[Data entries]
----

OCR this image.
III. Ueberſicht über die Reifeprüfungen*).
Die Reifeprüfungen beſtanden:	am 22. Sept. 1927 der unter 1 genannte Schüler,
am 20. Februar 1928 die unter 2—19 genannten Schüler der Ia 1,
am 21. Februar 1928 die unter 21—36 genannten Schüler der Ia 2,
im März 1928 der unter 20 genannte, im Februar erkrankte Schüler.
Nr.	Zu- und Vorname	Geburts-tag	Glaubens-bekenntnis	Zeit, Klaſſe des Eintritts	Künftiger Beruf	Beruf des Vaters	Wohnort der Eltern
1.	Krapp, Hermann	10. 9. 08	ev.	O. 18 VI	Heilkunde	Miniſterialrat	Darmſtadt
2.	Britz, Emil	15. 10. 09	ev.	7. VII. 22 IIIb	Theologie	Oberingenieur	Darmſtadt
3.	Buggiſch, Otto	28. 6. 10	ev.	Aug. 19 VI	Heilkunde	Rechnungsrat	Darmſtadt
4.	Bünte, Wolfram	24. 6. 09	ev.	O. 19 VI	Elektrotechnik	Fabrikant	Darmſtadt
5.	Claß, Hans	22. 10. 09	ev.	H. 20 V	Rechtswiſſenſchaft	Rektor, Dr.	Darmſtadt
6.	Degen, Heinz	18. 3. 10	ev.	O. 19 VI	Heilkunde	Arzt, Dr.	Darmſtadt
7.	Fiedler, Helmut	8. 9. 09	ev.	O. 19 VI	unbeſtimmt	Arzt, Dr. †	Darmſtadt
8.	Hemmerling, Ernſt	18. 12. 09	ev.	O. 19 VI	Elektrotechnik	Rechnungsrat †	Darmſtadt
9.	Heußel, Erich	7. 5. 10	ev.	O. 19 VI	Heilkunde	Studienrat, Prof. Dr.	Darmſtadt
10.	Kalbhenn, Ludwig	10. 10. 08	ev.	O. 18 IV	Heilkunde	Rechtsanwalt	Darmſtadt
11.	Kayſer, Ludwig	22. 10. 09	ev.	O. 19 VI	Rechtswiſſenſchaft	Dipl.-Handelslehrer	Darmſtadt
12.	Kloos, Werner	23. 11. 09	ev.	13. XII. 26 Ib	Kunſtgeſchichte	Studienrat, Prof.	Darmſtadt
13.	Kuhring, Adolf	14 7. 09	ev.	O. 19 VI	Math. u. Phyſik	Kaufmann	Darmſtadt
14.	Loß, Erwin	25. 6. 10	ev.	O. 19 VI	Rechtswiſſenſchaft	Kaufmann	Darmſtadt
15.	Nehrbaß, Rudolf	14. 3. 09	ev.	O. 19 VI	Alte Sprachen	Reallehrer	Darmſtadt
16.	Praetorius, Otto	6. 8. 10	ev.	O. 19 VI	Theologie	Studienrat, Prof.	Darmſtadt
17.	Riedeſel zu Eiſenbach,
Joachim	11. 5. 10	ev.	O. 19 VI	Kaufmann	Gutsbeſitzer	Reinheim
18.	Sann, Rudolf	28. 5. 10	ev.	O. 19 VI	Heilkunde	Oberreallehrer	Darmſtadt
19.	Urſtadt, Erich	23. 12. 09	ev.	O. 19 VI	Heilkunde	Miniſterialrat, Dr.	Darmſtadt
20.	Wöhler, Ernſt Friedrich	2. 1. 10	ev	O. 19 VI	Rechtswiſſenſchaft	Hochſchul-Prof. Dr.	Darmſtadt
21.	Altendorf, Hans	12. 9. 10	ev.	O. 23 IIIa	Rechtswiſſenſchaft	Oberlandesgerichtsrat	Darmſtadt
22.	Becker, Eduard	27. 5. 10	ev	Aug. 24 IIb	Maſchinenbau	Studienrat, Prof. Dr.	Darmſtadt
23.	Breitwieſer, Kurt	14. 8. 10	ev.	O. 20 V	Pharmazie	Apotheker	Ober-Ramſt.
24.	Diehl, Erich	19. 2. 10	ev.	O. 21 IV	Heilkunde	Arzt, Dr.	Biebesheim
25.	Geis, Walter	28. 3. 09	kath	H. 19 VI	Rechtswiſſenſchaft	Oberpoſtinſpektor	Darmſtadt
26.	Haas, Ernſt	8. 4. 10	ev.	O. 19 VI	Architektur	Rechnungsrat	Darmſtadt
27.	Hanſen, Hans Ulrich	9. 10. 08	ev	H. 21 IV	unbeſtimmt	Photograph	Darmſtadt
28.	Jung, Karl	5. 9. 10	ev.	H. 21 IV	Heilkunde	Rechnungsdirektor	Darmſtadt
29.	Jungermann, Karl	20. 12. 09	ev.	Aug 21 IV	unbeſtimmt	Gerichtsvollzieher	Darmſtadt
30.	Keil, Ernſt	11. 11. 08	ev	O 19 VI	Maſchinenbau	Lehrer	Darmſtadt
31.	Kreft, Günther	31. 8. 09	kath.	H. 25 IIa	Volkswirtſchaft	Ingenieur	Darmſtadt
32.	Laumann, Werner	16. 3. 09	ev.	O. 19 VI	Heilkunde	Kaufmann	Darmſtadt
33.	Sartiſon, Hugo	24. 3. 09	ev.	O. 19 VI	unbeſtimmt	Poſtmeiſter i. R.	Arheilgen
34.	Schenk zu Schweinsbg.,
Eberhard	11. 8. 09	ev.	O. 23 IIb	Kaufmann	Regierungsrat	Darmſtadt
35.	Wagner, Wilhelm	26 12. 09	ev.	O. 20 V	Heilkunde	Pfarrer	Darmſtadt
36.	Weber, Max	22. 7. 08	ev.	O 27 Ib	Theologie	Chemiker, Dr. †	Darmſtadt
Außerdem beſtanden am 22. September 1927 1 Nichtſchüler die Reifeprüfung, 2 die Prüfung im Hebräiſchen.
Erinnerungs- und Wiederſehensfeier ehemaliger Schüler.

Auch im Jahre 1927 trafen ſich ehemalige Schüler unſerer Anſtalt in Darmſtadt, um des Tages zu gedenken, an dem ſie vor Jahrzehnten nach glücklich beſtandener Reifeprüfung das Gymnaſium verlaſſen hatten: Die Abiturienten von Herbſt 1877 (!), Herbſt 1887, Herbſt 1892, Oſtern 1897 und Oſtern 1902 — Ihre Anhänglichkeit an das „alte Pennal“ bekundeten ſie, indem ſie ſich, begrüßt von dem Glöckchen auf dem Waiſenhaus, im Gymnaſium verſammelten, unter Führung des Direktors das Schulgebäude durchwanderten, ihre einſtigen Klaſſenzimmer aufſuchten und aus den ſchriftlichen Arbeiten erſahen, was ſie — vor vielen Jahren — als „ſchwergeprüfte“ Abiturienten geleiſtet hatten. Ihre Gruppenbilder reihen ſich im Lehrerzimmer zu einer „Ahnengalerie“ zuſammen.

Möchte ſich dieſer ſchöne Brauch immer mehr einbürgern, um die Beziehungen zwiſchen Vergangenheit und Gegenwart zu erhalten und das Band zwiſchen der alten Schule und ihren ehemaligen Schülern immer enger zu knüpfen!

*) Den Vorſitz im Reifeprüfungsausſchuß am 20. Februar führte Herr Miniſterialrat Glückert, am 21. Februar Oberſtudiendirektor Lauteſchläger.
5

----

- TASK INSTRUCTIONS
Go through the records and pull out each line that includes the word "Maſchinenbau".

- ANSWER
22.	Becker, Eduard	27. 5. 10	ev	Aug. 24 IIb	Maſchinenbau	Studienrat, Prof. Dr.	Darmſtadt
30.	Keil, Ernſt	11. 11. 08	ev	O 19 VI	Maſchinenbau	Lehrer	Darmſtadt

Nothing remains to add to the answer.